GOAL OF THE EXERCISE: Copy the entries verbatim, from the first line through the line containing "date-value: All dates [404,196,477,217]", inclusive.

MATERIAL:

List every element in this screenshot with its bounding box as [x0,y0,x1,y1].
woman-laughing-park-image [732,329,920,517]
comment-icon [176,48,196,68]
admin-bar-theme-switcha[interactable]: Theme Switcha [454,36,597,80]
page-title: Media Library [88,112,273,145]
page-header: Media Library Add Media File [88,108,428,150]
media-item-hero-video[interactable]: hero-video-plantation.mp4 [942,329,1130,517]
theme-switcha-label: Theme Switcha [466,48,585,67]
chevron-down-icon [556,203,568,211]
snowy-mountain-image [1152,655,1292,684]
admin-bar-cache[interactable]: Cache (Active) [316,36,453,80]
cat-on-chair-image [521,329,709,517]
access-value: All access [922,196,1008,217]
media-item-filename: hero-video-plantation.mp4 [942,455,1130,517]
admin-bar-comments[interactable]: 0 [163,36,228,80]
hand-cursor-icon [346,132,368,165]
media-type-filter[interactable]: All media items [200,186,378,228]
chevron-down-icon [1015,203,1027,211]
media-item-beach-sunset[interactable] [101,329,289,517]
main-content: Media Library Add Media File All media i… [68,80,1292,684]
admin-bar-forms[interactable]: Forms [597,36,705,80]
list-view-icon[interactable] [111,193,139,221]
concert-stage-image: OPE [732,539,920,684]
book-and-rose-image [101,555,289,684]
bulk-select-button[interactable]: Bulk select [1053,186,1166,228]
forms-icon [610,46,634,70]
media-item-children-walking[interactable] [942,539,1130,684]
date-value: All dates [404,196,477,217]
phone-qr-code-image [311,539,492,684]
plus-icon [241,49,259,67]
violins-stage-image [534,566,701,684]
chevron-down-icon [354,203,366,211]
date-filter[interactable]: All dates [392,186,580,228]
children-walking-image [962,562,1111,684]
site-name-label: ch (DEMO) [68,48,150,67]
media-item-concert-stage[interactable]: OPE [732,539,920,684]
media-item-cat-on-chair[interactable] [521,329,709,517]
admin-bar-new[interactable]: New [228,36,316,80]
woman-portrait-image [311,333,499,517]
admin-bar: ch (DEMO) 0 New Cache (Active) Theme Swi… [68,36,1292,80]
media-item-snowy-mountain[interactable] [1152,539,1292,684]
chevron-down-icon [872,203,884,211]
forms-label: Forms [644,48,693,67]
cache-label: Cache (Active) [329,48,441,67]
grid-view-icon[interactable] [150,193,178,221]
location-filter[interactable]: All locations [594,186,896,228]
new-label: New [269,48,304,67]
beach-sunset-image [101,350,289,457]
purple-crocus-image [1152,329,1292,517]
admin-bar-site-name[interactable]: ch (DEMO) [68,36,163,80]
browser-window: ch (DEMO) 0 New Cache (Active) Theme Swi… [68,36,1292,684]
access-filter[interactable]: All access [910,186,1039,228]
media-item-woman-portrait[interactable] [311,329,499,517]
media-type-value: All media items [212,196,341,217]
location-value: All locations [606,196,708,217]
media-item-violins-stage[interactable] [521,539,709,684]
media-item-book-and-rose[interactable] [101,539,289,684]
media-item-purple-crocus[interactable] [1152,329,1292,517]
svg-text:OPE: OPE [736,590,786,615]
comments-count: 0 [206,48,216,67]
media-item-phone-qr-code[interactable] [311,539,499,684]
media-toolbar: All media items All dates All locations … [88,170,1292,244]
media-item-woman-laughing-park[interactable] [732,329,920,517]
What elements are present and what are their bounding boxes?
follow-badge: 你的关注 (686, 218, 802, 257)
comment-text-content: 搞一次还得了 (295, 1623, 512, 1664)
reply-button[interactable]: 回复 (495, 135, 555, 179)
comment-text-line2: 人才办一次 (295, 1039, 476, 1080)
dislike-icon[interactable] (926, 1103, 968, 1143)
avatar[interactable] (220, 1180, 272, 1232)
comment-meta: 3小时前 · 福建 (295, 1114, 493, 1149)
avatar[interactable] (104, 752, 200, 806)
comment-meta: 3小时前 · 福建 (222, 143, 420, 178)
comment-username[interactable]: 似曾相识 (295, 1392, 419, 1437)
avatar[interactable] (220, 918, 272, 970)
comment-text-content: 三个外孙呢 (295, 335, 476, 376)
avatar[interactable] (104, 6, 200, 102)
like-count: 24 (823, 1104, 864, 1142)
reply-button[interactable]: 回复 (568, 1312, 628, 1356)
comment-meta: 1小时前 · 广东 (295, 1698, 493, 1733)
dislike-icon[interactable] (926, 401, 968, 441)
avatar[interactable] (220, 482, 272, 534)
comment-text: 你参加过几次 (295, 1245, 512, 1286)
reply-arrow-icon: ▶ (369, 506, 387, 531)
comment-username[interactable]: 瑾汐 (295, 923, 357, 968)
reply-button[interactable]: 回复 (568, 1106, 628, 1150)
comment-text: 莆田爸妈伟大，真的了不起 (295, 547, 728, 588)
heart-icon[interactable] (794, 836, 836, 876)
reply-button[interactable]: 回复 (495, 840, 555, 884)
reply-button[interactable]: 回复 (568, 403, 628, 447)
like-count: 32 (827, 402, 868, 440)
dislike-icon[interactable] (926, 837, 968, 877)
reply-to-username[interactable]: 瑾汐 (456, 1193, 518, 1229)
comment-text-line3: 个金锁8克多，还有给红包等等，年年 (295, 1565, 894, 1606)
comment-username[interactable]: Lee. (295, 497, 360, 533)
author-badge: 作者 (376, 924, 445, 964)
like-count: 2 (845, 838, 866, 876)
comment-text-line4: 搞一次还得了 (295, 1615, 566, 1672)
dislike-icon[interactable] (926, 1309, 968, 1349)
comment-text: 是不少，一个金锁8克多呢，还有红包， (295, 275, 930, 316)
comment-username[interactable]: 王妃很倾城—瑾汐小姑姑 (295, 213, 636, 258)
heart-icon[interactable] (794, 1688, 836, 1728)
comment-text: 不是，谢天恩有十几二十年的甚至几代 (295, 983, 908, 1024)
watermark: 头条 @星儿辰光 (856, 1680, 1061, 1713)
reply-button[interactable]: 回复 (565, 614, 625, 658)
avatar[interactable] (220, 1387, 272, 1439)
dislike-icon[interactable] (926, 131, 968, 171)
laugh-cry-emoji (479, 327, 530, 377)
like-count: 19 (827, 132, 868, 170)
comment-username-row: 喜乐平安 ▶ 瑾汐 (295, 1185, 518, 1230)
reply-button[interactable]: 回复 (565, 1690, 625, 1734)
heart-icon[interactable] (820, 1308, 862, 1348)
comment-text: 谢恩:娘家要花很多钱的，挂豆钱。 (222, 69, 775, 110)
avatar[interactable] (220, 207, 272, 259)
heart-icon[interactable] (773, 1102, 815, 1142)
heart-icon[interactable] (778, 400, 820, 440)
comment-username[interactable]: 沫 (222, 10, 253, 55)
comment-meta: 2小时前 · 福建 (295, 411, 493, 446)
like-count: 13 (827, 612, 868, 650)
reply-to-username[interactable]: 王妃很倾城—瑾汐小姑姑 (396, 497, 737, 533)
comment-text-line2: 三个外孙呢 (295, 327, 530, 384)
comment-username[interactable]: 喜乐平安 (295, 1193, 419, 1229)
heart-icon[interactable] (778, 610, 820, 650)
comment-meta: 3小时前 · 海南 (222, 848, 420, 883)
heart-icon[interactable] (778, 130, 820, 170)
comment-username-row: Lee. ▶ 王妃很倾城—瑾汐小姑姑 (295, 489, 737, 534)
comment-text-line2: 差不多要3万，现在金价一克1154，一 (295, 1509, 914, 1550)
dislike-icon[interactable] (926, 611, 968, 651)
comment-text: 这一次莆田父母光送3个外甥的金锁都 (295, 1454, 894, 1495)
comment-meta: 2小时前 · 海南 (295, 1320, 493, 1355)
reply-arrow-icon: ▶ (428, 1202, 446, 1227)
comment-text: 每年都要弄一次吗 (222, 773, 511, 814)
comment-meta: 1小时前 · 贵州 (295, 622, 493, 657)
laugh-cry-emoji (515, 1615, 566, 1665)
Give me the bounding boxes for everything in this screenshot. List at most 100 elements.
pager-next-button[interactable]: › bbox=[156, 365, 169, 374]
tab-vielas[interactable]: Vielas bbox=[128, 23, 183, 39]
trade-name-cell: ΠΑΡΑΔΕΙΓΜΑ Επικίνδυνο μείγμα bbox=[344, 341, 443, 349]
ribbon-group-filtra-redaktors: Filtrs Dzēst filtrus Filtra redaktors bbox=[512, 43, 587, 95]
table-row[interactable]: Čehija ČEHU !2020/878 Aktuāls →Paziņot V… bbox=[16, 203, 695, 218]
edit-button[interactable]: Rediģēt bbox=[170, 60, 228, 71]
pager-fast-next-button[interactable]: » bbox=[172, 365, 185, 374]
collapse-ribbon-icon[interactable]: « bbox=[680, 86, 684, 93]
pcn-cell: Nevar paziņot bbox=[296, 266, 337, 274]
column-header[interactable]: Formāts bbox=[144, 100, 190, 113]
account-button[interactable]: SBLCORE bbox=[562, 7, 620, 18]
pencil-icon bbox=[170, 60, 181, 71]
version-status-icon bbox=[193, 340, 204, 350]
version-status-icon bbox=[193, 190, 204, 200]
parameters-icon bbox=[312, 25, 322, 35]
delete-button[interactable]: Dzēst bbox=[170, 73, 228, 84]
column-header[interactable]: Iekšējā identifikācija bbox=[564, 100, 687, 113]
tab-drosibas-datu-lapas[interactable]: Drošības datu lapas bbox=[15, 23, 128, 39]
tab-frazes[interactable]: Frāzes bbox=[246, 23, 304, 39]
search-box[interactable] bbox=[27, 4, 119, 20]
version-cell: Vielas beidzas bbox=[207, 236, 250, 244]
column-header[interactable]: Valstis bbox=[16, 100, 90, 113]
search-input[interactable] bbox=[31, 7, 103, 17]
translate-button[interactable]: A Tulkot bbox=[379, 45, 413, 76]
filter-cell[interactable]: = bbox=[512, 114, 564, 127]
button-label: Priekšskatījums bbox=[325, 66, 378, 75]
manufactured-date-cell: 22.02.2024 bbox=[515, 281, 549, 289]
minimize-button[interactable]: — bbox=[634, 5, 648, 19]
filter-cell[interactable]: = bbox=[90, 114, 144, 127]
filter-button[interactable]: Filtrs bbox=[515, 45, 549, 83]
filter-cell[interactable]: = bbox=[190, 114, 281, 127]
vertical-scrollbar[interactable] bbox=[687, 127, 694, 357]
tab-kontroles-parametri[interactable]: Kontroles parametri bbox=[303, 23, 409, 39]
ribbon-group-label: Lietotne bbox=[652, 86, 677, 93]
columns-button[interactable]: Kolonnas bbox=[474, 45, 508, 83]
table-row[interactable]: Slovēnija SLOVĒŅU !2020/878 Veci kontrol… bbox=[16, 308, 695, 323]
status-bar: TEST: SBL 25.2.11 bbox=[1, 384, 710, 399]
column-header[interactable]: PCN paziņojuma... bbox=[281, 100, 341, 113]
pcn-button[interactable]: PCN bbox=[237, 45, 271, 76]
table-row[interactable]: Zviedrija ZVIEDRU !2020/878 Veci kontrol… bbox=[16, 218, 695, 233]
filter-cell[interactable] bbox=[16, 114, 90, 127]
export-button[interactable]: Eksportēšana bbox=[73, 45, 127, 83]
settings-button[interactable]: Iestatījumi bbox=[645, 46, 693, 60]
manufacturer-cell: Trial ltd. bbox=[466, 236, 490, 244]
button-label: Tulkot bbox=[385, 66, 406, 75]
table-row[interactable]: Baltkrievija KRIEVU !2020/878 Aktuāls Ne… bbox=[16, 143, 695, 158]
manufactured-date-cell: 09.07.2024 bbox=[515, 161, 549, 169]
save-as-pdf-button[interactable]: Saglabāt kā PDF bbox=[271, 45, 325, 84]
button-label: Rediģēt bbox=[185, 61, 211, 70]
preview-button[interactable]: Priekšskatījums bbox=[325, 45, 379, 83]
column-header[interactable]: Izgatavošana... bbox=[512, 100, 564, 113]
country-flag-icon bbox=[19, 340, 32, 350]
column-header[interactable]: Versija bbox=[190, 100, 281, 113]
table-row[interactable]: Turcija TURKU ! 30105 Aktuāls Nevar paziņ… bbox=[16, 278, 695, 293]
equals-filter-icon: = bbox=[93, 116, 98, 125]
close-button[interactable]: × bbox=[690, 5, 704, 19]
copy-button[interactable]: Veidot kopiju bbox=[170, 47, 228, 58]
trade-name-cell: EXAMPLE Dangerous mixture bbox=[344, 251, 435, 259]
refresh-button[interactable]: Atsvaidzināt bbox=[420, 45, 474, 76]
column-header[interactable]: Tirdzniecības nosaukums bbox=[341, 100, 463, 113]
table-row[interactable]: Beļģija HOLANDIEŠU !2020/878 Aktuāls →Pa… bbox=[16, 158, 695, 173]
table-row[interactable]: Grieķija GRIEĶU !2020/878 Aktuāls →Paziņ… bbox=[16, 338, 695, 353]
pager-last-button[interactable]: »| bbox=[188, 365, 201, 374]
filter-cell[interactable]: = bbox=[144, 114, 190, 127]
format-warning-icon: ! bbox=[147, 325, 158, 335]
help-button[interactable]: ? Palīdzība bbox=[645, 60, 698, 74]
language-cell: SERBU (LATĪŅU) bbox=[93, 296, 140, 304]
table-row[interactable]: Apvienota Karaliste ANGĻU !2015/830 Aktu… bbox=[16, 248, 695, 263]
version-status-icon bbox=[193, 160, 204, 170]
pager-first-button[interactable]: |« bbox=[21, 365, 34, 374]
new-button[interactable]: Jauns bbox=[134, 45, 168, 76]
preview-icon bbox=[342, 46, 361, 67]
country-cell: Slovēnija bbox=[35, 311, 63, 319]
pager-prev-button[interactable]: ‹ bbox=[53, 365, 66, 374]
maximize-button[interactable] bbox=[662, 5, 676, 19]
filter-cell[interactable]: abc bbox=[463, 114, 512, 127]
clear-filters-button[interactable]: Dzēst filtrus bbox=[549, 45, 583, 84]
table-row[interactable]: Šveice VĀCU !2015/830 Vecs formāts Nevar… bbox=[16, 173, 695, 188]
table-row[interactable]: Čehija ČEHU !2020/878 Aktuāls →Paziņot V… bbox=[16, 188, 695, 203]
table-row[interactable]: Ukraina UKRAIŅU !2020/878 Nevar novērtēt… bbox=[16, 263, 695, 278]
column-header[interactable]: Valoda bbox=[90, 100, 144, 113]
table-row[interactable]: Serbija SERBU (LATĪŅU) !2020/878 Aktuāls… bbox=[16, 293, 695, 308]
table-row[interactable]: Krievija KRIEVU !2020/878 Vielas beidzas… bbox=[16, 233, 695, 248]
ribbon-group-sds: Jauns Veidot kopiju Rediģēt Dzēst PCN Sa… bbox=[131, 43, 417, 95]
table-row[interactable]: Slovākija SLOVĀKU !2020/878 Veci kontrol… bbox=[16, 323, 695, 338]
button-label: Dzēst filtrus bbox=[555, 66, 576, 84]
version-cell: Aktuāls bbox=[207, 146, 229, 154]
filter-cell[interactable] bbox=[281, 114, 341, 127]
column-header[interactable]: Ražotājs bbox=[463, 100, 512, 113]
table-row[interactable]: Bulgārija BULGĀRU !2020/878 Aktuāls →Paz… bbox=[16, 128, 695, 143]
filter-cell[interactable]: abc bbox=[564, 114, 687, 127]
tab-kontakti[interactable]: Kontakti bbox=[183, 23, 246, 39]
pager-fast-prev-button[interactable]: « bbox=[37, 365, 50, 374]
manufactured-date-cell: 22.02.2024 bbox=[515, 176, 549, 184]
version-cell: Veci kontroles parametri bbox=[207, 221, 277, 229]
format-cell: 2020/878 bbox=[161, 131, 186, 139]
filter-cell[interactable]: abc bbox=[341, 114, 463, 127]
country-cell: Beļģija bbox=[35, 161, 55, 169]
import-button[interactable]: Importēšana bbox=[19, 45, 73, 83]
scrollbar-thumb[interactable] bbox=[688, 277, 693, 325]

ANSWER TO THE EXERCISE:
List every element in this screenshot with its bounding box as [x0,y0,x1,y1].
woman-laughing-park-image [732,329,920,517]
comment-icon [176,48,196,68]
admin-bar-theme-switcha[interactable]: Theme Switcha [454,36,597,80]
page-title: Media Library [88,112,273,145]
page-header: Media Library Add Media File [88,108,428,150]
media-item-hero-video[interactable]: hero-video-plantation.mp4 [942,329,1130,517]
theme-switcha-label: Theme Switcha [466,48,585,67]
chevron-down-icon [556,203,568,211]
snowy-mountain-image [1152,655,1292,684]
admin-bar-cache[interactable]: Cache (Active) [316,36,453,80]
cat-on-chair-image [521,329,709,517]
access-value: All access [922,196,1008,217]
media-item-filename: hero-video-plantation.mp4 [942,455,1130,517]
admin-bar-comments[interactable]: 0 [163,36,228,80]
hand-cursor-icon [346,132,368,165]
media-type-filter[interactable]: All media items [200,186,378,228]
chevron-down-icon [1015,203,1027,211]
media-item-beach-sunset[interactable] [101,329,289,517]
main-content: Media Library Add Media File All media i… [68,80,1292,684]
admin-bar-forms[interactable]: Forms [597,36,705,80]
list-view-icon[interactable] [111,193,139,221]
concert-stage-image: OPE [732,539,920,684]
book-and-rose-image [101,555,289,684]
bulk-select-button[interactable]: Bulk select [1053,186,1166,228]
forms-icon [610,46,634,70]
media-item-children-walking[interactable] [942,539,1130,684]
date-value: All dates [404,196,477,217]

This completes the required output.